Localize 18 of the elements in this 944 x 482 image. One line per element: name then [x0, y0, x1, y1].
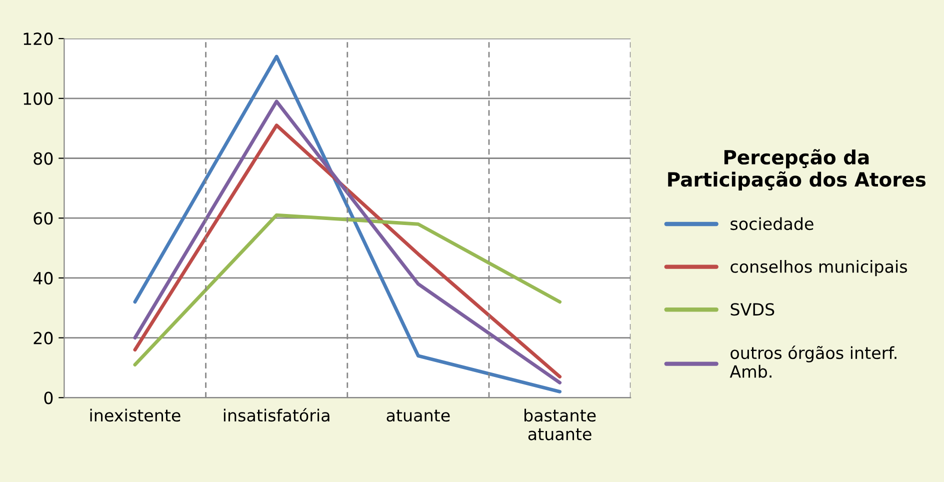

=====

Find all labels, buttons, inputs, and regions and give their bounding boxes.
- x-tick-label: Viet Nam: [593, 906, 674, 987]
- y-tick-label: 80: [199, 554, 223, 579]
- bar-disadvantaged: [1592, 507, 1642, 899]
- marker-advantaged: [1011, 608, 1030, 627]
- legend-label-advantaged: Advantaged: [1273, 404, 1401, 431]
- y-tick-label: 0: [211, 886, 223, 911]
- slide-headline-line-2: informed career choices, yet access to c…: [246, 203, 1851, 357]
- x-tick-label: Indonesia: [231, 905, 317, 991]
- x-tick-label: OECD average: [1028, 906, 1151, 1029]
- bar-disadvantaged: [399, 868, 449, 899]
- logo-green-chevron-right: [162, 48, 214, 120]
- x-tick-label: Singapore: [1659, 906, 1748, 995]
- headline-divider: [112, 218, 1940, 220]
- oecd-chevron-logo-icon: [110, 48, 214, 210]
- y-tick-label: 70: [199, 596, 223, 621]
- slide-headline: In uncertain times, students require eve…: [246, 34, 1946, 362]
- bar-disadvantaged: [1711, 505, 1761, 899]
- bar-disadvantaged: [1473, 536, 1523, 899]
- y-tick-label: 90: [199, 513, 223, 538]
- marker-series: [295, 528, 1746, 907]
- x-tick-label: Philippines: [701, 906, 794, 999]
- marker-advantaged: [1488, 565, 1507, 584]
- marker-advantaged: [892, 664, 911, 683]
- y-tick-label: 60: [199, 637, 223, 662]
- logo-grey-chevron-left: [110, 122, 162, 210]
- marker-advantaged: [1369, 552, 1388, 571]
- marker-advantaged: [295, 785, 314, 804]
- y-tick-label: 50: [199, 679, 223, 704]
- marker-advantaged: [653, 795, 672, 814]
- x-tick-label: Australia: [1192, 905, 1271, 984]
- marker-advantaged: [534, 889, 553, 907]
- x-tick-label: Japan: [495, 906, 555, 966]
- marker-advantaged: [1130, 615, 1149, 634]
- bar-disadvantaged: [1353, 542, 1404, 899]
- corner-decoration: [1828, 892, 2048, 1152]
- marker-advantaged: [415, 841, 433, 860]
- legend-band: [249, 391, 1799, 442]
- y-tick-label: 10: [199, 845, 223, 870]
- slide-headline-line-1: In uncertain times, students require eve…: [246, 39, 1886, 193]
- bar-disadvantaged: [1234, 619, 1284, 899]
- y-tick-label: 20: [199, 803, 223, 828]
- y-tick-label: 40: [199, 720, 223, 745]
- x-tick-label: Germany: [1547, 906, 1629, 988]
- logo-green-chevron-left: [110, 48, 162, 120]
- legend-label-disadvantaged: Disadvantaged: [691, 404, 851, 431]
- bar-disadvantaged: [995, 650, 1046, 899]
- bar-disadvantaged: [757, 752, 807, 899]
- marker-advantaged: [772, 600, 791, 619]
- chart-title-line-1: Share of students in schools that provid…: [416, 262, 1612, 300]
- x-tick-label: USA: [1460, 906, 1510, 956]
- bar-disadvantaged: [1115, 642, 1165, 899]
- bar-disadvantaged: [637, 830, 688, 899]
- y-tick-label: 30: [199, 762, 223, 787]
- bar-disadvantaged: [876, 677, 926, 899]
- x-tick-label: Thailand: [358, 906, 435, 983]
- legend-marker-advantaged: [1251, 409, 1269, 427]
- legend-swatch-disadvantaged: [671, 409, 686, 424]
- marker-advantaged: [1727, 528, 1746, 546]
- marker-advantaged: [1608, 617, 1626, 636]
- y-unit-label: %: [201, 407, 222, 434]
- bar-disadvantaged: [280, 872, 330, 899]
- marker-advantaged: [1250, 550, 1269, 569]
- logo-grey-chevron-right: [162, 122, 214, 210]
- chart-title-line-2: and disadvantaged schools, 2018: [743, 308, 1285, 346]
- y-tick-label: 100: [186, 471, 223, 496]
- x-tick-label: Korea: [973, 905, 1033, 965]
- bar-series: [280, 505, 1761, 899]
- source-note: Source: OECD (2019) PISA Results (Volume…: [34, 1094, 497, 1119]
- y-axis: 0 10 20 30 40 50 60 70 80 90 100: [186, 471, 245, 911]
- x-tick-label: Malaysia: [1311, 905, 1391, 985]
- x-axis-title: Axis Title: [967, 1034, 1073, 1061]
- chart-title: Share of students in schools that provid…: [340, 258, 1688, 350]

=====

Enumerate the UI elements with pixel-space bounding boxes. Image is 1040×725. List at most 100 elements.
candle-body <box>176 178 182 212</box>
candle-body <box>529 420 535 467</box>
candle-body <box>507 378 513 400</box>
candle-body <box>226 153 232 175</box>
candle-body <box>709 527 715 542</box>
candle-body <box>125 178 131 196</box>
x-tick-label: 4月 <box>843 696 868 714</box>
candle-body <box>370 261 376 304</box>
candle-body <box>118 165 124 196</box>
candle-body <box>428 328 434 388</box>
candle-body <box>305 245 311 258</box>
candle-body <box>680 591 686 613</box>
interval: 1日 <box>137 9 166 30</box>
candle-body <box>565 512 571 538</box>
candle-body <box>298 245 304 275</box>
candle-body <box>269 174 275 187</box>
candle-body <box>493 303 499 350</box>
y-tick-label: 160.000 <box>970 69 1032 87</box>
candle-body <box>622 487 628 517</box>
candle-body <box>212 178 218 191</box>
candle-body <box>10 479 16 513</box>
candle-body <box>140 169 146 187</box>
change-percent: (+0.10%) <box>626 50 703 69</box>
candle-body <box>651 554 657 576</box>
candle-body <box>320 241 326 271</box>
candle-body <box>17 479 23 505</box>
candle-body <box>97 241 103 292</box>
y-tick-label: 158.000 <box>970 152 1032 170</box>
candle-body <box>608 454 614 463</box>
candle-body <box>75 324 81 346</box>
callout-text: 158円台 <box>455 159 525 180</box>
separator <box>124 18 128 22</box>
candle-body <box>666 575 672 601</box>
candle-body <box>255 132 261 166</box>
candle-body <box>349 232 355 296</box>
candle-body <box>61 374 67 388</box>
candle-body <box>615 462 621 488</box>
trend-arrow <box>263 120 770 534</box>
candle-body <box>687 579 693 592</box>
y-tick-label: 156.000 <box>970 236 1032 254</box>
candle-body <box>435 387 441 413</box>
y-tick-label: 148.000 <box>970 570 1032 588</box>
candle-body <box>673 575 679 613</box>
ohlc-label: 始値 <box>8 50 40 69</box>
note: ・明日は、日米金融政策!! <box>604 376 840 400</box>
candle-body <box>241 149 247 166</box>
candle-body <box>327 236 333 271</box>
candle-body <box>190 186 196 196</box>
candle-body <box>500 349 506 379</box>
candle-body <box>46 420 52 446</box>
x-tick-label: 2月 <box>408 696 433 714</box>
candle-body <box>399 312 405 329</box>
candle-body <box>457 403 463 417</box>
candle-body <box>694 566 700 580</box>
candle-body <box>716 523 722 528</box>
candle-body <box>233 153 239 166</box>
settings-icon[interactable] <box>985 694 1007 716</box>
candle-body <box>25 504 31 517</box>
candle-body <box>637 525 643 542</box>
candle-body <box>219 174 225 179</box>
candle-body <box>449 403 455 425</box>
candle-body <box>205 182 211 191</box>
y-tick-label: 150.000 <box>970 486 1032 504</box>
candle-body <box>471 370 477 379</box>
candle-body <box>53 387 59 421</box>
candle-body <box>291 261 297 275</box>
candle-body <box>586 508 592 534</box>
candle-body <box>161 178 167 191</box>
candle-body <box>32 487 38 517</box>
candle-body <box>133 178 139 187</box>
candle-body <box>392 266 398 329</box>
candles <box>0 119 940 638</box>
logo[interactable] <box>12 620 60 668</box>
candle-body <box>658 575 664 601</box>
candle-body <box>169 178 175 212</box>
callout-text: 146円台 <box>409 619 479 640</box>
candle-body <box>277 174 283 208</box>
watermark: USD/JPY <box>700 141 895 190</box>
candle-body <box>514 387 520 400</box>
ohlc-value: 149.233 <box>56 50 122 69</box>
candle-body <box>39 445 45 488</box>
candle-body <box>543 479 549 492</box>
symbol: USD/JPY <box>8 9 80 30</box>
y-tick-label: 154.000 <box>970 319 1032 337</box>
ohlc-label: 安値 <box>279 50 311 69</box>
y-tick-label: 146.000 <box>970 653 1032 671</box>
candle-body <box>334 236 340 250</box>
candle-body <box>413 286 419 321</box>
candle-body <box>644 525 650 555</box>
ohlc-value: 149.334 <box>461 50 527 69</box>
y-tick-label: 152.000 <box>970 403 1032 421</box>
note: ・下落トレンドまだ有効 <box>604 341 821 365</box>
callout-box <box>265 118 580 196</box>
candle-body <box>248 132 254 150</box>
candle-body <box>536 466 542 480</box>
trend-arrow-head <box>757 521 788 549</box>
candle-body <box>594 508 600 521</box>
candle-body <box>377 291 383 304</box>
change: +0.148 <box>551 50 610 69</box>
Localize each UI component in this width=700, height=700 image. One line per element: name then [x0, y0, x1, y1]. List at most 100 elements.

=====

> **Aim**
Please copy out everything from the line containing "Find all labels, buttons, inputs, and" down to the line containing "- y-tick-label: 10: [199, 845, 223, 870]", both of those lines included, with no changes.

> **Written answer**
Find all labels, buttons, inputs, and regions and give their bounding boxes.
- x-tick-label: Viet Nam: [593, 906, 674, 987]
- y-tick-label: 80: [199, 554, 223, 579]
- bar-disadvantaged: [1592, 507, 1642, 899]
- marker-advantaged: [1011, 608, 1030, 627]
- legend-label-advantaged: Advantaged: [1273, 404, 1401, 431]
- y-tick-label: 0: [211, 886, 223, 911]
- slide-headline-line-2: informed career choices, yet access to c…: [246, 203, 1851, 357]
- x-tick-label: Indonesia: [231, 905, 317, 991]
- x-tick-label: OECD average: [1028, 906, 1151, 1029]
- bar-disadvantaged: [399, 868, 449, 899]
- logo-green-chevron-right: [162, 48, 214, 120]
- x-tick-label: Singapore: [1659, 906, 1748, 995]
- headline-divider: [112, 218, 1940, 220]
- oecd-chevron-logo-icon: [110, 48, 214, 210]
- y-tick-label: 70: [199, 596, 223, 621]
- slide-headline: In uncertain times, students require eve…: [246, 34, 1946, 362]
- bar-disadvantaged: [1711, 505, 1761, 899]
- bar-disadvantaged: [1473, 536, 1523, 899]
- y-tick-label: 90: [199, 513, 223, 538]
- marker-series: [295, 528, 1746, 907]
- x-tick-label: Philippines: [701, 906, 794, 999]
- marker-advantaged: [1488, 565, 1507, 584]
- marker-advantaged: [892, 664, 911, 683]
- y-tick-label: 60: [199, 637, 223, 662]
- logo-grey-chevron-left: [110, 122, 162, 210]
- marker-advantaged: [1369, 552, 1388, 571]
- marker-advantaged: [295, 785, 314, 804]
- y-tick-label: 50: [199, 679, 223, 704]
- marker-advantaged: [653, 795, 672, 814]
- x-tick-label: Australia: [1192, 905, 1271, 984]
- marker-advantaged: [534, 889, 553, 907]
- x-tick-label: Japan: [495, 906, 555, 966]
- marker-advantaged: [1130, 615, 1149, 634]
- bar-disadvantaged: [1353, 542, 1404, 899]
- corner-decoration: [1828, 892, 2048, 1152]
- marker-advantaged: [415, 841, 433, 860]
- legend-band: [249, 391, 1799, 442]
- y-tick-label: 10: [199, 845, 223, 870]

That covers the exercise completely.